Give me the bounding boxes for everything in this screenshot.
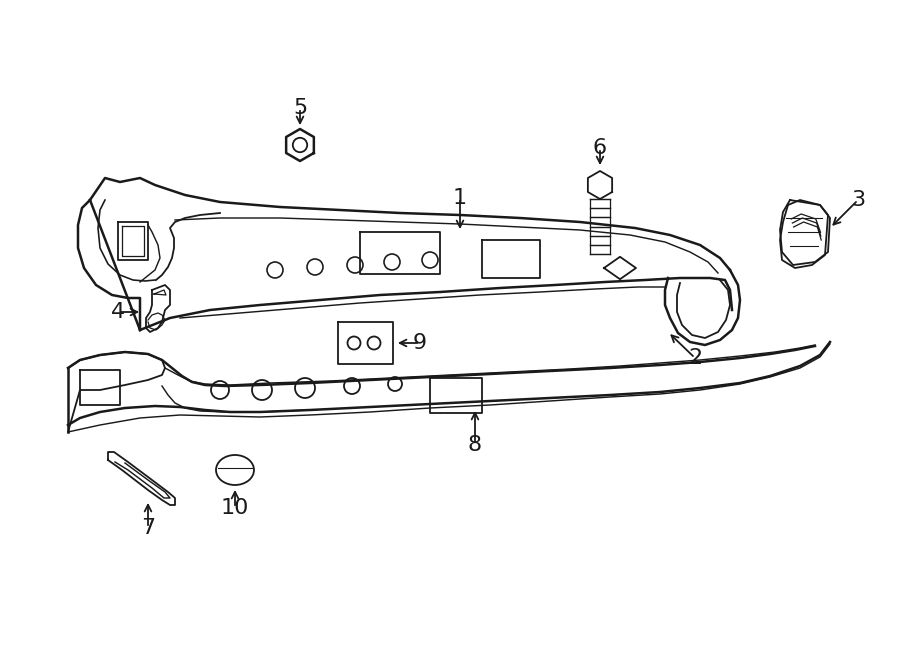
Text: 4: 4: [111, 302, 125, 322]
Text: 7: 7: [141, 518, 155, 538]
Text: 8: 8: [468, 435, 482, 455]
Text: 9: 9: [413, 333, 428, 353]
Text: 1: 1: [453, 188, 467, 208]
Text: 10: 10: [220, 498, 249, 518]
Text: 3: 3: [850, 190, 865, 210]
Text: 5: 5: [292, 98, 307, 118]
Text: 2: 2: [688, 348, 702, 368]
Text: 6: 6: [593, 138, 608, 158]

=====

Aim of the exercise. Please copy out all of the data above line for line, leaving out the picture.

Exercise answer.
Give me the bounding boxes for everything in this screenshot.
Text: 4: 4: [111, 302, 125, 322]
Text: 7: 7: [141, 518, 155, 538]
Text: 8: 8: [468, 435, 482, 455]
Text: 9: 9: [413, 333, 428, 353]
Text: 1: 1: [453, 188, 467, 208]
Text: 10: 10: [220, 498, 249, 518]
Text: 3: 3: [850, 190, 865, 210]
Text: 5: 5: [292, 98, 307, 118]
Text: 2: 2: [688, 348, 702, 368]
Text: 6: 6: [593, 138, 608, 158]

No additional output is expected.